**Task goal**
Rewrite the stretch of entries from the very first line through the line containing "small block arrow bbox=[897, 238, 933, 311]", swapping "speech bubble" for "chat bubble" and leaving everything else the same.

------------------------------------

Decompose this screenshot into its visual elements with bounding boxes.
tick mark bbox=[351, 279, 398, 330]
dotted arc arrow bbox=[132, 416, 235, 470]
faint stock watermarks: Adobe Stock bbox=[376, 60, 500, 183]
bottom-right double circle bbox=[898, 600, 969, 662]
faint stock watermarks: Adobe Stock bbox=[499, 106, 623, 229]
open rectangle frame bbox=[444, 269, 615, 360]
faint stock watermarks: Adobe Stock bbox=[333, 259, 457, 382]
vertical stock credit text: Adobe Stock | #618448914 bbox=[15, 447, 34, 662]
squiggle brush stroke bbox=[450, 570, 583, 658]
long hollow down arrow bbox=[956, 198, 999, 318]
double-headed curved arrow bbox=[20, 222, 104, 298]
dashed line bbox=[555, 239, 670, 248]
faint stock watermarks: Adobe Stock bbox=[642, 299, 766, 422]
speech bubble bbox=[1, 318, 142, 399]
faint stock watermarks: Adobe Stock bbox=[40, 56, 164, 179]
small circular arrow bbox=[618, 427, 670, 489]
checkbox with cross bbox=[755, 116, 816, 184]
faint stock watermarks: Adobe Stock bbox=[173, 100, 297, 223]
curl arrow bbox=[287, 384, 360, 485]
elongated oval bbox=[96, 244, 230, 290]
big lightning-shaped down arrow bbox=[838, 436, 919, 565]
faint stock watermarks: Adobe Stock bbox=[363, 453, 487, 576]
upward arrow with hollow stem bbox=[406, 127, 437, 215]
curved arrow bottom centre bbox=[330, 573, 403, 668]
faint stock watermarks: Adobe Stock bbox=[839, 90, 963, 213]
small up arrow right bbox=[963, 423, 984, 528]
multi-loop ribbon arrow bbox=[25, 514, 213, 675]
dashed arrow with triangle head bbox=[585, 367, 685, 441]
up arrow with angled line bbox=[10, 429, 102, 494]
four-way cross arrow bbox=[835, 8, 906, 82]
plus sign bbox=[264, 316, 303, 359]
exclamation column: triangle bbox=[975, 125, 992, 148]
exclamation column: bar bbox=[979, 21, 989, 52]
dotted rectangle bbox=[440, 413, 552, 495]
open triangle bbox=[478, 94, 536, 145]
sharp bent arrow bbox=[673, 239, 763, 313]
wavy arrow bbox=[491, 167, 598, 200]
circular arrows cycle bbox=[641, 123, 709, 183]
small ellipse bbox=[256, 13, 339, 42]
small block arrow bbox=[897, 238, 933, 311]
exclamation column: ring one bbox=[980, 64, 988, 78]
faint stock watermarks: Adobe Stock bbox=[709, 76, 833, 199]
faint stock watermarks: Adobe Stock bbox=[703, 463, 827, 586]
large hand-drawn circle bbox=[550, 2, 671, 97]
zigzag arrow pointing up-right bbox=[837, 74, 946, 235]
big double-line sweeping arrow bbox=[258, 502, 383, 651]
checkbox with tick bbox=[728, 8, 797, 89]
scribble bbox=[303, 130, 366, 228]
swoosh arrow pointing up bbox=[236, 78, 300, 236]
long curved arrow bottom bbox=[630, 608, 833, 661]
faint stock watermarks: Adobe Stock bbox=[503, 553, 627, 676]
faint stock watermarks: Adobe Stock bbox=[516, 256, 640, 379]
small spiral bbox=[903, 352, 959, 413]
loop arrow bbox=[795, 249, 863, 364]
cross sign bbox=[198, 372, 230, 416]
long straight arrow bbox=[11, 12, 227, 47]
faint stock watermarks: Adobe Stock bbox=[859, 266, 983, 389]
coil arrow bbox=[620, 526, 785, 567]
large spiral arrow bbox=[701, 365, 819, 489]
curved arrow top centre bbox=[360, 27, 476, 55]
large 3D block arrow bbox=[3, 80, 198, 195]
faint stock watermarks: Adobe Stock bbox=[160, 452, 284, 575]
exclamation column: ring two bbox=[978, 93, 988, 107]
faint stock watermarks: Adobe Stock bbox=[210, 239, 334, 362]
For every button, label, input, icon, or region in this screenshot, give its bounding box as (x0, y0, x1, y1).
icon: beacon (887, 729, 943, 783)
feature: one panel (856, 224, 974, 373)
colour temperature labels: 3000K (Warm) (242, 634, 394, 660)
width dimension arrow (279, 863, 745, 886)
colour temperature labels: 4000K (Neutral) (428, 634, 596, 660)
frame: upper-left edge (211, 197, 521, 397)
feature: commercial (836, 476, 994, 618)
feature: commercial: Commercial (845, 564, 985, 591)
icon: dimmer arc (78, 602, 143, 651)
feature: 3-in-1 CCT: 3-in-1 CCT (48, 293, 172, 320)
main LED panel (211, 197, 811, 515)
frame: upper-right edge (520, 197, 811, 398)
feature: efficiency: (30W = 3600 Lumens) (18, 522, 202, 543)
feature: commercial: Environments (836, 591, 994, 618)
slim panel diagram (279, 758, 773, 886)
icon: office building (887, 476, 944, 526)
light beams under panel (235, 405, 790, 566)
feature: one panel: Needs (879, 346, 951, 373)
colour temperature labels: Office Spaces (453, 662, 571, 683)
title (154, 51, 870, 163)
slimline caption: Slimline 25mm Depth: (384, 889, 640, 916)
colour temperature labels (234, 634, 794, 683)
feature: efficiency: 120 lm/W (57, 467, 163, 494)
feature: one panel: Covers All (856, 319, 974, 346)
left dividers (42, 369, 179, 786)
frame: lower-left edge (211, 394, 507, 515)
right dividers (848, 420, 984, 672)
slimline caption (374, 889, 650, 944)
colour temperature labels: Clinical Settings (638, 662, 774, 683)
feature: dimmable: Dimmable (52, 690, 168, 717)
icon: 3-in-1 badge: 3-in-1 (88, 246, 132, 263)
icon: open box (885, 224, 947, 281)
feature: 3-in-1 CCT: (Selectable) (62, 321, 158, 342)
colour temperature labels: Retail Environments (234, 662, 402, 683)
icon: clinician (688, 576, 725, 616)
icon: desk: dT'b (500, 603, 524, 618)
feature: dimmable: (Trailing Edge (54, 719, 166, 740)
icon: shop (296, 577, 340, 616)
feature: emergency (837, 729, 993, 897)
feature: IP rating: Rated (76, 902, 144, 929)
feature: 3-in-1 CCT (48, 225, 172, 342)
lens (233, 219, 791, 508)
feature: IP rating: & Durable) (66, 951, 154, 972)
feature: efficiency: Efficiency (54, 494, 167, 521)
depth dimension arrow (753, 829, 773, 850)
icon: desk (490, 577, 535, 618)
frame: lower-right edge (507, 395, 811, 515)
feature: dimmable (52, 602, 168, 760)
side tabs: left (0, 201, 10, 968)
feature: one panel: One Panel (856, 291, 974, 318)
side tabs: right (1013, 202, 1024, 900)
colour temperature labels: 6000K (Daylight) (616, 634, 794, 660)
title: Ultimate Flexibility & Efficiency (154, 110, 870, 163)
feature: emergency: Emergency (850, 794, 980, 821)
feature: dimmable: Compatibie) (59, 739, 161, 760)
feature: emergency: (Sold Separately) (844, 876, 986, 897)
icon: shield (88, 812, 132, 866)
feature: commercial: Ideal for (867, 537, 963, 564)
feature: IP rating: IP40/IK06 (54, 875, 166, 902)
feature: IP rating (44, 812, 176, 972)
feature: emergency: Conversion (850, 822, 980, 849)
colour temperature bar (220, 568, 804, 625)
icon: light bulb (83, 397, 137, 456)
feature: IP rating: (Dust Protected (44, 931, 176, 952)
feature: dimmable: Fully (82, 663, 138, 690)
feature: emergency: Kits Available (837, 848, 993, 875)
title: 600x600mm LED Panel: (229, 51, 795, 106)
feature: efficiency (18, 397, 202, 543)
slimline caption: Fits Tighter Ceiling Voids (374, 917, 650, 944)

------------------------------------

**The completed task**
Decompose this screenshot into its visual elements with bounding boxes.
tick mark bbox=[351, 279, 398, 330]
dotted arc arrow bbox=[132, 416, 235, 470]
faint stock watermarks: Adobe Stock bbox=[376, 60, 500, 183]
bottom-right double circle bbox=[898, 600, 969, 662]
faint stock watermarks: Adobe Stock bbox=[499, 106, 623, 229]
open rectangle frame bbox=[444, 269, 615, 360]
faint stock watermarks: Adobe Stock bbox=[333, 259, 457, 382]
vertical stock credit text: Adobe Stock | #618448914 bbox=[15, 447, 34, 662]
squiggle brush stroke bbox=[450, 570, 583, 658]
long hollow down arrow bbox=[956, 198, 999, 318]
double-headed curved arrow bbox=[20, 222, 104, 298]
dashed line bbox=[555, 239, 670, 248]
faint stock watermarks: Adobe Stock bbox=[642, 299, 766, 422]
chat bubble bbox=[1, 318, 142, 399]
faint stock watermarks: Adobe Stock bbox=[40, 56, 164, 179]
small circular arrow bbox=[618, 427, 670, 489]
checkbox with cross bbox=[755, 116, 816, 184]
faint stock watermarks: Adobe Stock bbox=[173, 100, 297, 223]
curl arrow bbox=[287, 384, 360, 485]
elongated oval bbox=[96, 244, 230, 290]
big lightning-shaped down arrow bbox=[838, 436, 919, 565]
faint stock watermarks: Adobe Stock bbox=[363, 453, 487, 576]
upward arrow with hollow stem bbox=[406, 127, 437, 215]
curved arrow bottom centre bbox=[330, 573, 403, 668]
faint stock watermarks: Adobe Stock bbox=[839, 90, 963, 213]
small up arrow right bbox=[963, 423, 984, 528]
multi-loop ribbon arrow bbox=[25, 514, 213, 675]
dashed arrow with triangle head bbox=[585, 367, 685, 441]
up arrow with angled line bbox=[10, 429, 102, 494]
four-way cross arrow bbox=[835, 8, 906, 82]
plus sign bbox=[264, 316, 303, 359]
exclamation column: triangle bbox=[975, 125, 992, 148]
exclamation column: bar bbox=[979, 21, 989, 52]
dotted rectangle bbox=[440, 413, 552, 495]
open triangle bbox=[478, 94, 536, 145]
sharp bent arrow bbox=[673, 239, 763, 313]
wavy arrow bbox=[491, 167, 598, 200]
circular arrows cycle bbox=[641, 123, 709, 183]
small ellipse bbox=[256, 13, 339, 42]
small block arrow bbox=[897, 238, 933, 311]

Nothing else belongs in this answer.